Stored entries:
# # # #
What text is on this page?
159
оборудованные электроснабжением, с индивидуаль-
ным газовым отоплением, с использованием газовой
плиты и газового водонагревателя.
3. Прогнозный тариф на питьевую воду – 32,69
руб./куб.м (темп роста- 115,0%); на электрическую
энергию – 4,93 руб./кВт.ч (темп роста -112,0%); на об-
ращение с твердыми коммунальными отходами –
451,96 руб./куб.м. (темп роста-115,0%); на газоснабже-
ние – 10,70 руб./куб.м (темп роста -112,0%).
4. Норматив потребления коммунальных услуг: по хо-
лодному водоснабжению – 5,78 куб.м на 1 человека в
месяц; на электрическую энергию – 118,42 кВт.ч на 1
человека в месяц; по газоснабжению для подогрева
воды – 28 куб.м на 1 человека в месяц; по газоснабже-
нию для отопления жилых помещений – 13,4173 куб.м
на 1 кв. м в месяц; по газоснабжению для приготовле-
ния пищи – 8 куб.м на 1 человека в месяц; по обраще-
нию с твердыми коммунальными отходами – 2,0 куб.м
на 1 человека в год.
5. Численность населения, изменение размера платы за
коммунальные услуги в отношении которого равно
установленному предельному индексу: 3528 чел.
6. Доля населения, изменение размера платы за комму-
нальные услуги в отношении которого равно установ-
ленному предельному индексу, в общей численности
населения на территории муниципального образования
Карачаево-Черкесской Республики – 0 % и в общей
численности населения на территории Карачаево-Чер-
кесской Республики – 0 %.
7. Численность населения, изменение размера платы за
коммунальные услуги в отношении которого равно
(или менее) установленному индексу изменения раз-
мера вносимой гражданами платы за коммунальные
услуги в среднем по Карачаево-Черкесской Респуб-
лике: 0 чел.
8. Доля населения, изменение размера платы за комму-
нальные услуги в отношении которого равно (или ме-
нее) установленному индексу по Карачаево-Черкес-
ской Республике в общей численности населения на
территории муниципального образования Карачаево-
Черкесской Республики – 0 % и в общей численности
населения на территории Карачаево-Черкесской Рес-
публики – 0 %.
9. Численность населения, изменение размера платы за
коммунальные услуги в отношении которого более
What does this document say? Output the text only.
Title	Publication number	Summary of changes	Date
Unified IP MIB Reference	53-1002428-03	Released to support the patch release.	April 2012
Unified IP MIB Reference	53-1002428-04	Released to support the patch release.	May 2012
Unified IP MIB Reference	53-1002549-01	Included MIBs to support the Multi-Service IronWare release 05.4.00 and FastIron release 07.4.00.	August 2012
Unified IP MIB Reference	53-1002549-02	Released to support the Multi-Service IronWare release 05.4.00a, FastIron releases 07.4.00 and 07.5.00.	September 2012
# # # #
* [Required work]
Set out every line from the material that contains the string "муниципального".

* [Exercise answer]
населения на территории муниципального образования
территории муниципального образования Карачаево-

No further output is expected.